##### Data supplied
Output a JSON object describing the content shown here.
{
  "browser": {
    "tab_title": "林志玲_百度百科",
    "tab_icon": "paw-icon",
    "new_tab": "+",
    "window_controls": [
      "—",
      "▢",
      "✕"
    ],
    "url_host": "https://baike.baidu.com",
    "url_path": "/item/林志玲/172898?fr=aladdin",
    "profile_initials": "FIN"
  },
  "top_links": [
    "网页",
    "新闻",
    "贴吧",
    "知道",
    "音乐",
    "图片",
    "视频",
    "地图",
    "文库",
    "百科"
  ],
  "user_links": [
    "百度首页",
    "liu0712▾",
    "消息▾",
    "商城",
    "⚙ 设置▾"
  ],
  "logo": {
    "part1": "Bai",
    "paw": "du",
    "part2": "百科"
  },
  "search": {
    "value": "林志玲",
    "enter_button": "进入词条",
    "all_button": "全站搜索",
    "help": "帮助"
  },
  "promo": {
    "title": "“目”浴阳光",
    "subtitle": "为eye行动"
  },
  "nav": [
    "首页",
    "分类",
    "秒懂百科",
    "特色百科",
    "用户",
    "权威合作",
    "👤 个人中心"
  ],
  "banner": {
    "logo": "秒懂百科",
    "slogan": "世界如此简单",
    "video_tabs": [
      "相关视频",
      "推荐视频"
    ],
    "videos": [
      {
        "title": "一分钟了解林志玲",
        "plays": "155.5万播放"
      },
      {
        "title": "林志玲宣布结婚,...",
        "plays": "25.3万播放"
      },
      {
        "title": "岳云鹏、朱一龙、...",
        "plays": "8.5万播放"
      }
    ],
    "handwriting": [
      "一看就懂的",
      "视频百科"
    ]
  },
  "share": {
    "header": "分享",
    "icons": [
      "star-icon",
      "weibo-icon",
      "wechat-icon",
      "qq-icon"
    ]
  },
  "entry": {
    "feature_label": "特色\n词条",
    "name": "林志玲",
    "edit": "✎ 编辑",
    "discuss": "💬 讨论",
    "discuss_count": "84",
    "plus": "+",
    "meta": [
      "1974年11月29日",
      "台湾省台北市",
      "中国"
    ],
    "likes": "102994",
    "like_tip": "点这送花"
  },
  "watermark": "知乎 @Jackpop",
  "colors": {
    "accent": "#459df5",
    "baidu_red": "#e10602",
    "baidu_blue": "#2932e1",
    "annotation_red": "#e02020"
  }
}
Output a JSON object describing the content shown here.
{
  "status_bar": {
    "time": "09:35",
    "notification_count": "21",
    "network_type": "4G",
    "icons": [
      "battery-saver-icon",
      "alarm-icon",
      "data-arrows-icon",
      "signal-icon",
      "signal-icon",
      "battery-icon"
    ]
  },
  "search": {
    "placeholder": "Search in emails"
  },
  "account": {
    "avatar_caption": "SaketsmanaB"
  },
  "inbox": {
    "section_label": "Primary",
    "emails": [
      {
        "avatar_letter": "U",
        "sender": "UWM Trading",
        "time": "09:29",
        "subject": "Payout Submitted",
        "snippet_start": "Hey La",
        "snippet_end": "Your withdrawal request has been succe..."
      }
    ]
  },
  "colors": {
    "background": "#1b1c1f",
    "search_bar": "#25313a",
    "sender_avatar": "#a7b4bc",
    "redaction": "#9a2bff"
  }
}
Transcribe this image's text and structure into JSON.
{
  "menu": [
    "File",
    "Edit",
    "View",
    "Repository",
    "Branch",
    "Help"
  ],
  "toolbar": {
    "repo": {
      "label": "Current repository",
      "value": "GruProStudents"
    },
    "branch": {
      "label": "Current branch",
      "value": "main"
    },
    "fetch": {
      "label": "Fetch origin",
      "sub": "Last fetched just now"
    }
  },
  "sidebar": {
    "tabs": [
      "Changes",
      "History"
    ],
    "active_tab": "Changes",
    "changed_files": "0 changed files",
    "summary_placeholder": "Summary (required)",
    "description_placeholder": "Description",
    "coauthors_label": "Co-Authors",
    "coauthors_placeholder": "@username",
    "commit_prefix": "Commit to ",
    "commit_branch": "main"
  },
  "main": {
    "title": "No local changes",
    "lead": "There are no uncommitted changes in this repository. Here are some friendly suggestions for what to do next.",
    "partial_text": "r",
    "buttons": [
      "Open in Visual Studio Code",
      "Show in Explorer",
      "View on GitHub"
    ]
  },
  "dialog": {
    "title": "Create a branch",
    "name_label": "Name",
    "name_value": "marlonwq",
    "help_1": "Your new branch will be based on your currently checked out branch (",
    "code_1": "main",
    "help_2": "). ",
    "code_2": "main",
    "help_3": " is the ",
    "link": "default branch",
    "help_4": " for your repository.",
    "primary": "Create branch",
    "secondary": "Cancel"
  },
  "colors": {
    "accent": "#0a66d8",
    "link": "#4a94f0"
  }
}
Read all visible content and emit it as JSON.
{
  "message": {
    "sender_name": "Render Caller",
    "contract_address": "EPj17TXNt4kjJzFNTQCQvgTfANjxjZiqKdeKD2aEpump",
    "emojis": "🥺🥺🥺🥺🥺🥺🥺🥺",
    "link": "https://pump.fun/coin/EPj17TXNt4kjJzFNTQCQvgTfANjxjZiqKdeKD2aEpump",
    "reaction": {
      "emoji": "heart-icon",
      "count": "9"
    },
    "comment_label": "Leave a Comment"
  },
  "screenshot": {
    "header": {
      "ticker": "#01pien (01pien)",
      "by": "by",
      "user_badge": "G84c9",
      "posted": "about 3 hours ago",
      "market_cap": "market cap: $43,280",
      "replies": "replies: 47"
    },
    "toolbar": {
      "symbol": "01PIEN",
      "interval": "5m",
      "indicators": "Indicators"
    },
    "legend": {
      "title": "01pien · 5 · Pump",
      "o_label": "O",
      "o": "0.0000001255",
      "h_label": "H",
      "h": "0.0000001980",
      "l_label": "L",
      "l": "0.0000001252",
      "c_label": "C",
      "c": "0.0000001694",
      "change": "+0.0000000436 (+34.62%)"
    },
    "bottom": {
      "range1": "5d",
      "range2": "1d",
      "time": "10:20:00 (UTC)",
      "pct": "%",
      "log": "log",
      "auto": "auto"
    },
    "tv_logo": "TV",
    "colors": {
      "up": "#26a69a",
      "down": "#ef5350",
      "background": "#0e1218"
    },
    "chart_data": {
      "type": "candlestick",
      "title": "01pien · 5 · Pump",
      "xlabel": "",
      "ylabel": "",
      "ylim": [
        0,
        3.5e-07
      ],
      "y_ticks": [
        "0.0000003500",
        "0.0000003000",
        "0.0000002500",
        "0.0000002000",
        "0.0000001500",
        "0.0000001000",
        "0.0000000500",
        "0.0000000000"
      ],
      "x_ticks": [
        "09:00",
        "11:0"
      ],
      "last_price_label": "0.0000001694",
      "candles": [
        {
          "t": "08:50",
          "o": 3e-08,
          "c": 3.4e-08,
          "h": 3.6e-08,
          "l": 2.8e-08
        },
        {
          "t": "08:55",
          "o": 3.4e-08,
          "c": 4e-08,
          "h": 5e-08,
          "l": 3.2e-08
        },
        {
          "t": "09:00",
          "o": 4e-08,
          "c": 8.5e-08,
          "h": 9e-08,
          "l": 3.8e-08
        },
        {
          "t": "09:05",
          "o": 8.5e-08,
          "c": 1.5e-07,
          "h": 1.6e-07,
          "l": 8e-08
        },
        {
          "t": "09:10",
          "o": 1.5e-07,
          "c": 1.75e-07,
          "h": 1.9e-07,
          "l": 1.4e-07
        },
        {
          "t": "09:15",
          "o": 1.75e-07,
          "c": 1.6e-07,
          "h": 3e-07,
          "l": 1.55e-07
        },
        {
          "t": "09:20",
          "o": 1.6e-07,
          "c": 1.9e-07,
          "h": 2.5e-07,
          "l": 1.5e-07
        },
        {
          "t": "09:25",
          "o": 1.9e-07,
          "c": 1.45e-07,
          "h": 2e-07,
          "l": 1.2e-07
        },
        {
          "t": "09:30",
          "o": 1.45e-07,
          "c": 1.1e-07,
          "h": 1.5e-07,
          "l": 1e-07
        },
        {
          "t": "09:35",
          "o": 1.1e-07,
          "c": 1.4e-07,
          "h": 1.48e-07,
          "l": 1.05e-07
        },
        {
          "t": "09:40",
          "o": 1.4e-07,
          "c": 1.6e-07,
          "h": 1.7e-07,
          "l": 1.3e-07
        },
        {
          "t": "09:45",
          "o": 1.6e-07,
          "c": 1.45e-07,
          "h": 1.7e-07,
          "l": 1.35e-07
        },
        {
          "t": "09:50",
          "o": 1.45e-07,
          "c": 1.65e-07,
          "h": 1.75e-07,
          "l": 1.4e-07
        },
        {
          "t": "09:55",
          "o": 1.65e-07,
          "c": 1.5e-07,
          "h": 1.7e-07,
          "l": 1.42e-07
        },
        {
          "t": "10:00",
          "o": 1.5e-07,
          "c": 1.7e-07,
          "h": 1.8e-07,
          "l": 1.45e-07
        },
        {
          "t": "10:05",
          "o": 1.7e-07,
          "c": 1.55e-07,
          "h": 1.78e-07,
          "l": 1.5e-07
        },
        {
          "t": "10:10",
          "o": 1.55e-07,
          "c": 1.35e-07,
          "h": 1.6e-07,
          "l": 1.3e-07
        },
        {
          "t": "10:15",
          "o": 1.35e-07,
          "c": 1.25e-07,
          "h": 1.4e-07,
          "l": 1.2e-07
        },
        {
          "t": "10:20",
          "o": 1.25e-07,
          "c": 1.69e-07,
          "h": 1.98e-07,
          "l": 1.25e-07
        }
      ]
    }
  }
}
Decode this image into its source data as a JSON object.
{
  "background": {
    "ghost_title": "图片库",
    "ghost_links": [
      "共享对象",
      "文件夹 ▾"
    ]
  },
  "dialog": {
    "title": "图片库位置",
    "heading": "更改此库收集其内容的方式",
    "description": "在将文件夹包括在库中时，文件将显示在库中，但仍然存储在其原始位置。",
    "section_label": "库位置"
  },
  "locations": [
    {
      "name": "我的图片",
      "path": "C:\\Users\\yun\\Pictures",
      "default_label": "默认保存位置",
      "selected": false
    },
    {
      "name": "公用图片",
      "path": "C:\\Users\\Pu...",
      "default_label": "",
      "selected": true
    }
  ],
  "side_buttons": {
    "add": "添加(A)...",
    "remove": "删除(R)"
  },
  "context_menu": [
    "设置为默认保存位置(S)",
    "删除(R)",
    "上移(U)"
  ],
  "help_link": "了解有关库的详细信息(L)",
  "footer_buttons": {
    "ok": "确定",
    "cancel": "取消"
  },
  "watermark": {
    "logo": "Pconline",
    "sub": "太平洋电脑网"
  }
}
##########
## What you have to do
Work out how many lines of the data above contain the string "JSON" and give the number alone.

## Answer to the exercise
5